• [Objective]
Give the number of lines below that contain "Manufacturer", with no other output.
• • • • • • •
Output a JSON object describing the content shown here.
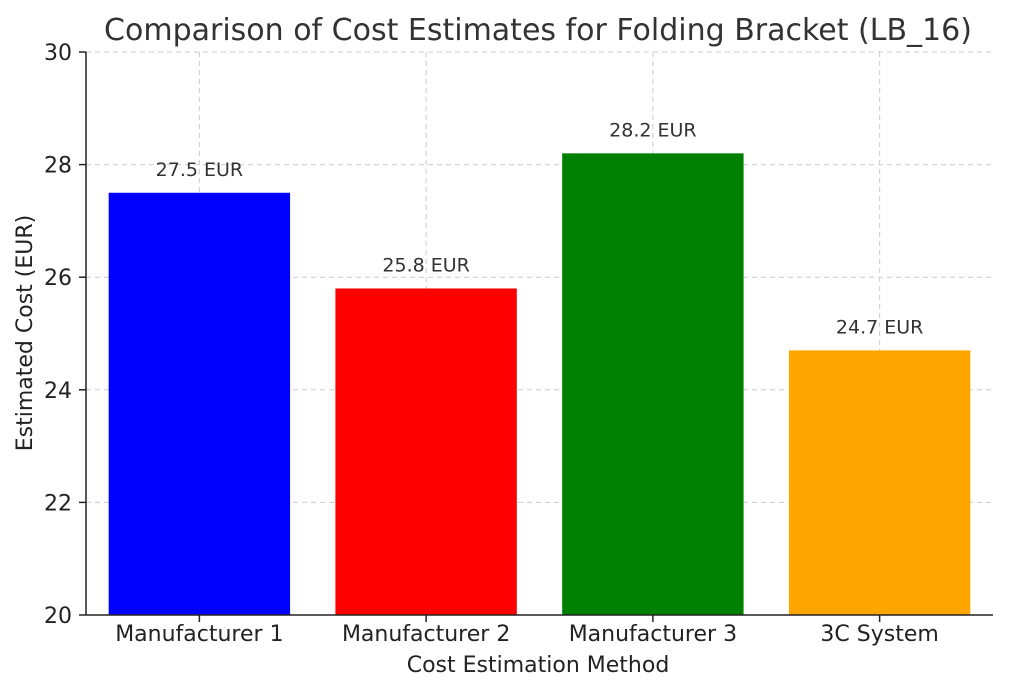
{
  "chart_data": {
    "type": "bar",
    "title": "Comparison of Cost Estimates for Folding Bracket (LB_16)",
    "xlabel": "Cost Estimation Method",
    "ylabel": "Estimated Cost (EUR)",
    "categories": [
      "Manufacturer 1",
      "Manufacturer 2",
      "Manufacturer 3",
      "3C System"
    ],
    "values": [
      27.5,
      25.8,
      28.2,
      24.7
    ],
    "value_labels": [
      "27.5 EUR",
      "25.8 EUR",
      "28.2 EUR",
      "24.7 EUR"
    ],
    "colors": [
      "#0000ff",
      "#ff0000",
      "#008000",
      "#ffa500"
    ],
    "ylim": [
      20,
      30
    ],
    "yticks": [
      20,
      22,
      24,
      26,
      28,
      30
    ],
    "grid": true,
    "legend": "none"
  }
}
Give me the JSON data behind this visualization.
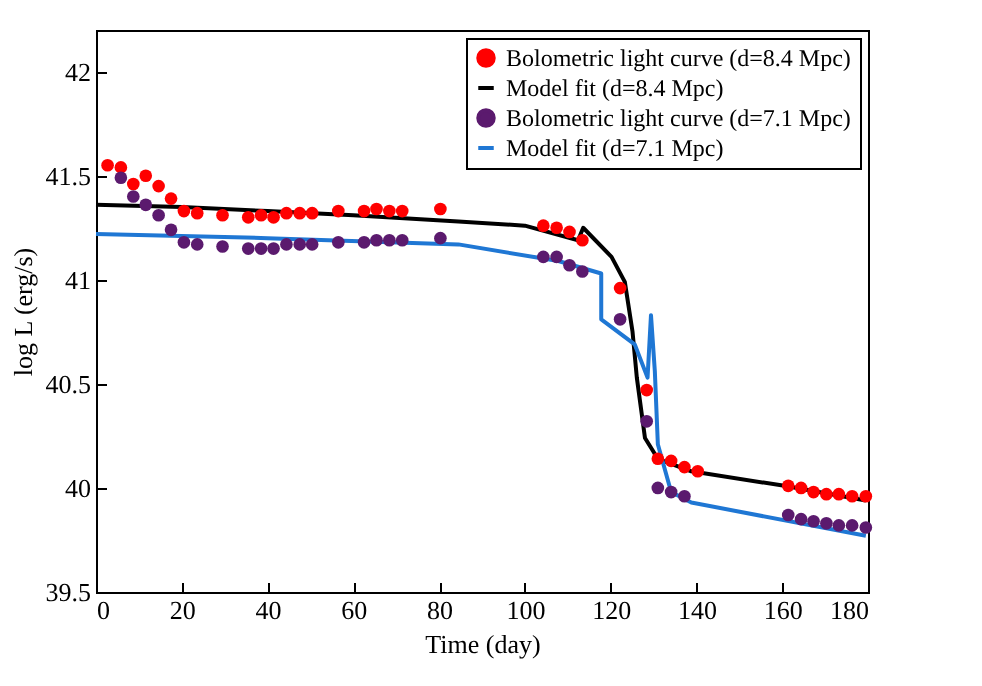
• • • • • • •
• [Solution]
3